§ **Given task**
Reproduce all of the data word for word.

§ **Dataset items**

- - - -

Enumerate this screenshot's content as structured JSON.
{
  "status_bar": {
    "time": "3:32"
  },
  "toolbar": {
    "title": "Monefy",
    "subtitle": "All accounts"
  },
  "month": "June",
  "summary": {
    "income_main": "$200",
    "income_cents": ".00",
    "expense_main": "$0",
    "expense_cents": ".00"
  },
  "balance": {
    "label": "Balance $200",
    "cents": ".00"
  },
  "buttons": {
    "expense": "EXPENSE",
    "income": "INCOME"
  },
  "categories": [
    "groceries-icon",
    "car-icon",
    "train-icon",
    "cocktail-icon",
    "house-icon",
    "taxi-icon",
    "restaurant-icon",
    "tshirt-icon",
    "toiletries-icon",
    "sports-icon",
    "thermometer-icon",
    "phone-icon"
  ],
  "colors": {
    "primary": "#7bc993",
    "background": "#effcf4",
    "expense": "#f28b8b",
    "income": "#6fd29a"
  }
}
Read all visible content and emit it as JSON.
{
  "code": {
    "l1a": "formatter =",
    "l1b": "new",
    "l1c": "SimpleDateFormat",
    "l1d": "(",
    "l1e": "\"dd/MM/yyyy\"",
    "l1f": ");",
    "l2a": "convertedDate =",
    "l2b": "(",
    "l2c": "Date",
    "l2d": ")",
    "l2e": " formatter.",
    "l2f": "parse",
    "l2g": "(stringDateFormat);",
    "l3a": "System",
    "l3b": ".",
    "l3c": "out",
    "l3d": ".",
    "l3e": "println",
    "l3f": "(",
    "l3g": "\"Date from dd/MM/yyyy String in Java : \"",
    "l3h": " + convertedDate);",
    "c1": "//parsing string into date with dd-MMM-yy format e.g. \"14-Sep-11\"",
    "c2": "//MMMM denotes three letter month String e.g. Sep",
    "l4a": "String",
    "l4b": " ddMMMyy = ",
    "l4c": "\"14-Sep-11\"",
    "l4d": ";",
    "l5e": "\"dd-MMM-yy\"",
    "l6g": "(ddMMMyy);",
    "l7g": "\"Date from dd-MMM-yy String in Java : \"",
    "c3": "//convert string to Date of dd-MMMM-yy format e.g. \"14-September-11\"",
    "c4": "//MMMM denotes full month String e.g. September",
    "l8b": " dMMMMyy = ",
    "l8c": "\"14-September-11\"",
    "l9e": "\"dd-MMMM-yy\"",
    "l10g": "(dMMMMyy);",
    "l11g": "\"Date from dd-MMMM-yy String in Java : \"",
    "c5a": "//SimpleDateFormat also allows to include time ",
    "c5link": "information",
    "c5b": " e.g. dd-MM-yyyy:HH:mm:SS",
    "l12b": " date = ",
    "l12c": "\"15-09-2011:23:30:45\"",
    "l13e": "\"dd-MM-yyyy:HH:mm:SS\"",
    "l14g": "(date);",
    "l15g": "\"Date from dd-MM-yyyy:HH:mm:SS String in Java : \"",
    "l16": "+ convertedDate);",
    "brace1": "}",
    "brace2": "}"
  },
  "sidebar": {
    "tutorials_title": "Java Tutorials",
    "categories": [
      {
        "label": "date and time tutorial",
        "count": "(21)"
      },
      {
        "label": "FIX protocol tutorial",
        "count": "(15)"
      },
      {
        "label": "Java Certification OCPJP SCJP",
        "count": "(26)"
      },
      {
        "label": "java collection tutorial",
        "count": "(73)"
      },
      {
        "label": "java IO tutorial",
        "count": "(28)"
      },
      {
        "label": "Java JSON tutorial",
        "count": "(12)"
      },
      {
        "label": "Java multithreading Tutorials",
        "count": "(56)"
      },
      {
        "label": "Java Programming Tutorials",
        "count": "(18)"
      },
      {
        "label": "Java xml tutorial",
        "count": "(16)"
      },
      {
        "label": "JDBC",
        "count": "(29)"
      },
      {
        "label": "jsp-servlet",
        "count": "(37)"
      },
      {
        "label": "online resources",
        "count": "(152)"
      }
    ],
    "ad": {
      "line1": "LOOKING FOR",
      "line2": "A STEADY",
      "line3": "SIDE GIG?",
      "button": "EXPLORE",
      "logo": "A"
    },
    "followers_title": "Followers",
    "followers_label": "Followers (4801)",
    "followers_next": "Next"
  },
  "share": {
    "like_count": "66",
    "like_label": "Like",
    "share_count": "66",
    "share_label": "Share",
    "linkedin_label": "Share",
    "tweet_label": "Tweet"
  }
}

- - - -

§ **Solution**
Enumerate this screenshot's content as structured JSON.
{
  "status_bar": {
    "time": "3:32"
  },
  "toolbar": {
    "title": "Monefy",
    "subtitle": "All accounts"
  },
  "month": "June",
  "summary": {
    "income_main": "$200",
    "income_cents": ".00",
    "expense_main": "$0",
    "expense_cents": ".00"
  },
  "balance": {
    "label": "Balance $200",
    "cents": ".00"
  },
  "buttons": {
    "expense": "EXPENSE",
    "income": "INCOME"
  },
  "categories": [
    "groceries-icon",
    "car-icon",
    "train-icon",
    "cocktail-icon",
    "house-icon",
    "taxi-icon",
    "restaurant-icon",
    "tshirt-icon",
    "toiletries-icon",
    "sports-icon",
    "thermometer-icon",
    "phone-icon"
  ],
  "colors": {
    "primary": "#7bc993",
    "background": "#effcf4",
    "expense": "#f28b8b",
    "income": "#6fd29a"
  }
}
Read all visible content and emit it as JSON.
{
  "code": {
    "l1a": "formatter =",
    "l1b": "new",
    "l1c": "SimpleDateFormat",
    "l1d": "(",
    "l1e": "\"dd/MM/yyyy\"",
    "l1f": ");",
    "l2a": "convertedDate =",
    "l2b": "(",
    "l2c": "Date",
    "l2d": ")",
    "l2e": " formatter.",
    "l2f": "parse",
    "l2g": "(stringDateFormat);",
    "l3a": "System",
    "l3b": ".",
    "l3c": "out",
    "l3d": ".",
    "l3e": "println",
    "l3f": "(",
    "l3g": "\"Date from dd/MM/yyyy String in Java : \"",
    "l3h": " + convertedDate);",
    "c1": "//parsing string into date with dd-MMM-yy format e.g. \"14-Sep-11\"",
    "c2": "//MMMM denotes three letter month String e.g. Sep",
    "l4a": "String",
    "l4b": " ddMMMyy = ",
    "l4c": "\"14-Sep-11\"",
    "l4d": ";",
    "l5e": "\"dd-MMM-yy\"",
    "l6g": "(ddMMMyy);",
    "l7g": "\"Date from dd-MMM-yy String in Java : \"",
    "c3": "//convert string to Date of dd-MMMM-yy format e.g. \"14-September-11\"",
    "c4": "//MMMM denotes full month String e.g. September",
    "l8b": " dMMMMyy = ",
    "l8c": "\"14-September-11\"",
    "l9e": "\"dd-MMMM-yy\"",
    "l10g": "(dMMMMyy);",
    "l11g": "\"Date from dd-MMMM-yy String in Java : \"",
    "c5a": "//SimpleDateFormat also allows to include time ",
    "c5link": "information",
    "c5b": " e.g. dd-MM-yyyy:HH:mm:SS",
    "l12b": " date = ",
    "l12c": "\"15-09-2011:23:30:45\"",
    "l13e": "\"dd-MM-yyyy:HH:mm:SS\"",
    "l14g": "(date);",
    "l15g": "\"Date from dd-MM-yyyy:HH:mm:SS String in Java : \"",
    "l16": "+ convertedDate);",
    "brace1": "}",
    "brace2": "}"
  },
  "sidebar": {
    "tutorials_title": "Java Tutorials",
    "categories": [
      {
        "label": "date and time tutorial",
        "count": "(21)"
      },
      {
        "label": "FIX protocol tutorial",
        "count": "(15)"
      },
      {
        "label": "Java Certification OCPJP SCJP",
        "count": "(26)"
      },
      {
        "label": "java collection tutorial",
        "count": "(73)"
      },
      {
        "label": "java IO tutorial",
        "count": "(28)"
      },
      {
        "label": "Java JSON tutorial",
        "count": "(12)"
      },
      {
        "label": "Java multithreading Tutorials",
        "count": "(56)"
      },
      {
        "label": "Java Programming Tutorials",
        "count": "(18)"
      },
      {
        "label": "Java xml tutorial",
        "count": "(16)"
      },
      {
        "label": "JDBC",
        "count": "(29)"
      },
      {
        "label": "jsp-servlet",
        "count": "(37)"
      },
      {
        "label": "online resources",
        "count": "(152)"
      }
    ],
    "ad": {
      "line1": "LOOKING FOR",
      "line2": "A STEADY",
      "line3": "SIDE GIG?",
      "button": "EXPLORE",
      "logo": "A"
    },
    "followers_title": "Followers",
    "followers_label": "Followers (4801)",
    "followers_next": "Next"
  },
  "share": {
    "like_count": "66",
    "like_label": "Like",
    "share_count": "66",
    "share_label": "Share",
    "linkedin_label": "Share",
    "tweet_label": "Tweet"
  }
}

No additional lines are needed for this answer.